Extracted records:
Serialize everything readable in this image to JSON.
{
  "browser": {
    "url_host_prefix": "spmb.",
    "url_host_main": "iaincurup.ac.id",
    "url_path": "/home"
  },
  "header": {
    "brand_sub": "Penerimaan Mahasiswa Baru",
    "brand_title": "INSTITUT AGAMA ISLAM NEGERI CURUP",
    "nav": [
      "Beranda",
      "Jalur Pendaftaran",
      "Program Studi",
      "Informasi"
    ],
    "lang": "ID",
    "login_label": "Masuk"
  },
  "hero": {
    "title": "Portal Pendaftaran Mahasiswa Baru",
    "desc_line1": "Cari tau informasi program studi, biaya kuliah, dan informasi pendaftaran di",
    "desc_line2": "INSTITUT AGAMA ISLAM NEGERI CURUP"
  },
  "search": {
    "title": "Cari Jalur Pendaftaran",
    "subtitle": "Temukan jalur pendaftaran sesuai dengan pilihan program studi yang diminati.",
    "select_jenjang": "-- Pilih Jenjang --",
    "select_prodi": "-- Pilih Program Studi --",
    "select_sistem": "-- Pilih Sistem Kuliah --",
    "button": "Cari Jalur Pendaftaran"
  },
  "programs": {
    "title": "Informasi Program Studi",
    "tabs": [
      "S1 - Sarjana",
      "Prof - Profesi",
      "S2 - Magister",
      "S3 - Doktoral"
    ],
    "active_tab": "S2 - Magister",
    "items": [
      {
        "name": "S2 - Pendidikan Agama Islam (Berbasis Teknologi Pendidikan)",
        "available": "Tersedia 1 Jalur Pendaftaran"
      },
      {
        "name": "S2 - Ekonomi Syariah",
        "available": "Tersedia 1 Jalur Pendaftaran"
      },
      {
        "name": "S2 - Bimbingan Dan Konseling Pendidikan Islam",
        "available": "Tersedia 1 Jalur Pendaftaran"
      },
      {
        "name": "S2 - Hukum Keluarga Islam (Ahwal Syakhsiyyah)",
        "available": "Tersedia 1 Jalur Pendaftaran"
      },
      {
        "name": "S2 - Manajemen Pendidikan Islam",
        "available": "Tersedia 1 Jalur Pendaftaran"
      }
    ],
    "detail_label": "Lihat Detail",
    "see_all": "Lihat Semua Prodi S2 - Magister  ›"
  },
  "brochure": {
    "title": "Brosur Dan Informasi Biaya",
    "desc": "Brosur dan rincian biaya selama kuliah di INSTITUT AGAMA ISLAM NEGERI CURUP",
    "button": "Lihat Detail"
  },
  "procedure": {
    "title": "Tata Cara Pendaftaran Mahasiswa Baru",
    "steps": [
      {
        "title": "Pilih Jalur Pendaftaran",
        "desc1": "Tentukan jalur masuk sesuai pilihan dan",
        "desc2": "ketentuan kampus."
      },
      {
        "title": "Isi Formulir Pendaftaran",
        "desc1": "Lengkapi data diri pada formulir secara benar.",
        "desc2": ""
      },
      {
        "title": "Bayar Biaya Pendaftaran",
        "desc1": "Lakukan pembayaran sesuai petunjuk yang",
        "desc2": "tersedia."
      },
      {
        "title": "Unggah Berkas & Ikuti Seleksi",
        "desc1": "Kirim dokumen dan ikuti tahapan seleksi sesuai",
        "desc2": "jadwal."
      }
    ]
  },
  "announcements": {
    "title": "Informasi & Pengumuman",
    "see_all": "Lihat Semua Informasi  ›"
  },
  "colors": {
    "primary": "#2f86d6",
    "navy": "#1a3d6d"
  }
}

■ **STATED TASK**
Find the string "sesuai" in the entries above and return each line that holds it.

■ **EXERCISE OUTPUT**
    "subtitle": "Temukan jalur pendaftaran sesuai dengan pilihan program studi yang diminati.",
        "desc1": "Tentukan jalur masuk sesuai pilihan dan",
        "desc1": "Lakukan pembayaran sesuai petunjuk yang",
        "desc1": "Kirim dokumen dan ikuti tahapan seleksi sesuai",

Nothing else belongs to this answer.